(Exercise details): Select all lines with the string "اليمنية" in them, and copy those lines.

(Dataset items):
************

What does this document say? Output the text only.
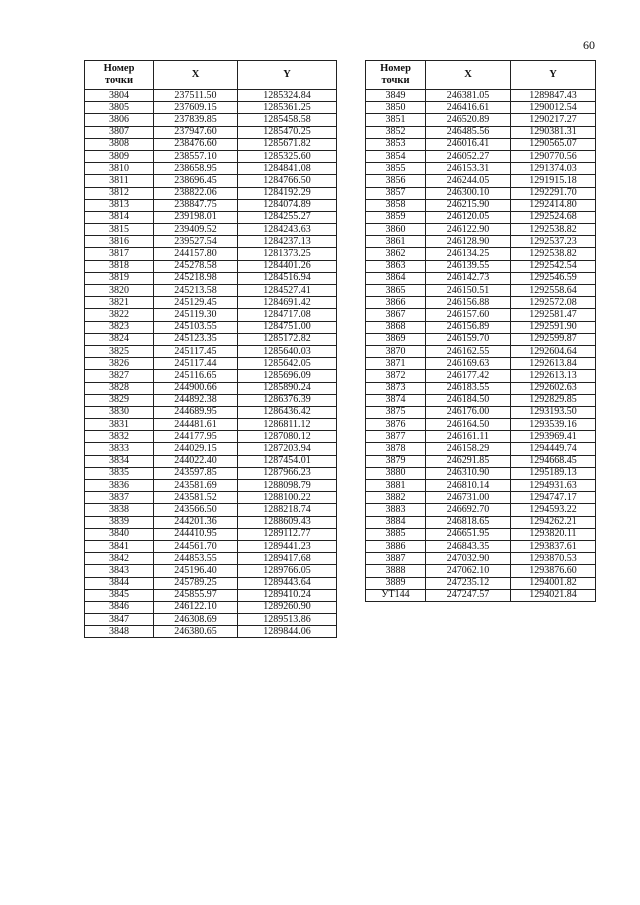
60
Номер
точки	X	Y
3804	237511.50	1285324.84
3805	237609.15	1285361.25
3806	237839.85	1285458.58
3807	237947.60	1285470.25
3808	238476.60	1285671.82
3809	238557.10	1285325.60
3810	238658.95	1284841.08
3811	238696.45	1284766.50
3812	238822.06	1284192.29
3813	238847.75	1284074.89
3814	239198.01	1284255.27
3815	239409.52	1284243.63
3816	239527.54	1284237.13
3817	244157.80	1281373.25
3818	245278.58	1284401.26
3819	245218.98	1284516.94
3820	245213.58	1284527.41
3821	245129.45	1284691.42
3822	245119.30	1284717.08
3823	245103.55	1284751.00
3824	245123.35	1285172.82
3825	245117.45	1285640.03
3826	245117.44	1285642.05
3827	245116.65	1285696.09
3828	244900.66	1285890.24
3829	244892.38	1286376.39
3830	244689.95	1286436.42
3831	244481.61	1286811.12
3832	244177.95	1287080.12
3833	244029.15	1287203.94
3834	244022.40	1287454.01
3835	243597.85	1287966.23
3836	243581.69	1288098.79
3837	243581.52	1288100.22
3838	243566.50	1288218.74
3839	244201.36	1288609.43
3840	244410.95	1289112.77
3841	244561.70	1289441.23
3842	244853.55	1289417.68
3843	245196.40	1289766.05
3844	245789.25	1289443.64
3845	245855.97	1289410.24
3846	246122.10	1289260.90
3847	246308.69	1289513.86
3848	246380.65	1289844.06
Номер
точки	X	Y
3849	246381.05	1289847.43
3850	246416.61	1290012.54
3851	246520.89	1290217.27
3852	246485.56	1290381.31
3853	246016.41	1290565.07
3854	246052.27	1290770.56
3855	246153.31	1291374.03
3856	246244.05	1291915.18
3857	246300.10	1292291.70
3858	246215.90	1292414.80
3859	246120.05	1292524.68
3860	246122.90	1292538.82
3861	246128.90	1292537.23
3862	246134.25	1292538.82
3863	246139.55	1292542.54
3864	246142.73	1292546.59
3865	246150.51	1292558.64
3866	246156.88	1292572.08
3867	246157.60	1292581.47
3868	246156.89	1292591.90
3869	246159.70	1292599.87
3870	246162.55	1292604.64
3871	246169.63	1292613.84
3872	246177.42	1292613.13
3873	246183.55	1292602.63
3874	246184.50	1292829.85
3875	246176.00	1293193.50
3876	246164.50	1293539.16
3877	246161.11	1293969.41
3878	246158.29	1294449.74
3879	246291.85	1294668.45
3880	246310.90	1295189.13
3881	246810.14	1294931.63
3882	246731.00	1294747.17
3883	246692.70	1294593.22
3884	246818.65	1294262.21
3885	246651.95	1293820.11
3886	246843.35	1293837.61
3887	247032.90	1293870.53
3888	247062.10	1293876.60
3889	247235.12	1294001.82
УТ144	247247.57	1294021.84
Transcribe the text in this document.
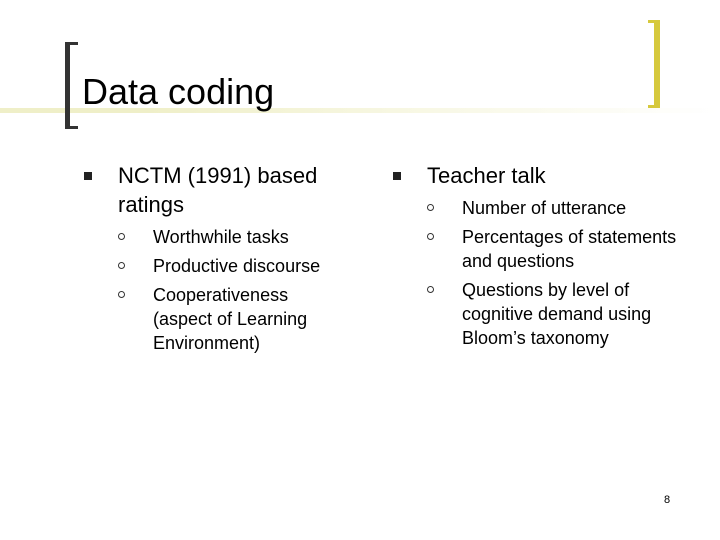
Data coding
NCTM (1991) based ratings
Worthwhile tasks
Productive discourse
Cooperativeness (aspect of Learning Environment)
Teacher talk
Number of utterance
Percentages of statements and questions
Questions by level of cognitive demand using Bloom’s taxonomy
8
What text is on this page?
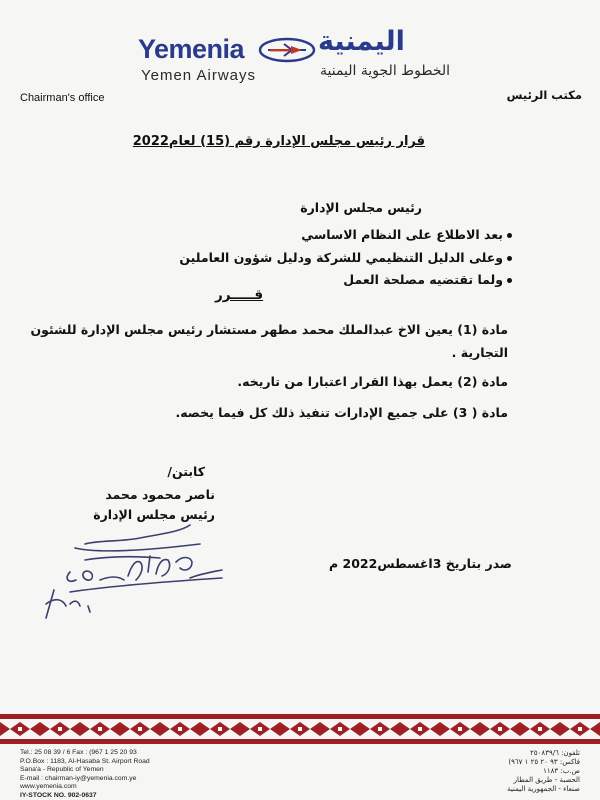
Yemenia
Yemen Airways
اليمنية
الخطوط الجوية اليمنية
Chairman's office	مكتب الرئيس
قرار رئيس مجلس الإدارة رقم (15) لعام2022
رئيس مجلس الإدارة
بعد الاطلاع على النظام الاساسي
وعلى الدليل التنظيمي للشركة ودليل شؤون العاملين
ولما تقتضيه مصلحة العمل
قـــــرر
مادة (1) يعين الاخ عبدالملك محمد مطهر مستشار رئيس مجلس الإدارة للشئون
التجارية .
مادة (2) يعمل بهذا القرار اعتبارا من تاريخه.
مادة ( 3) على جميع الإدارات تنفيذ ذلك كل فيما يخصه.
كابتن/
ناصر محمود محمد
رئيس مجلس الإدارة
صدر بتاريخ 3اغسطس2022 م
Tel.: 25 08 39 / 6 Fax : (967 1 25 20 93
P.O.Box : 1183, Al-Hasaba St. Airport Road
Sana'a - Republic of Yemen
E-mail : chairman-iy@yemenia.com.ye
www.yemenia.com
IY-STOCK NO. 902-0637
تلفون: ٢٥٠٨٣٩/٦
فاكس: ٩٣ ٢٠ ٢٥ ١ ٩٦٧)
ص.ب: ١١٨٣
الحصبة - طريق المطار
صنعاء - الجمهورية اليمنية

************

(Response to the task):
اليمنية
الخطوط الجوية اليمنية
صنعاء - الجمهورية اليمنية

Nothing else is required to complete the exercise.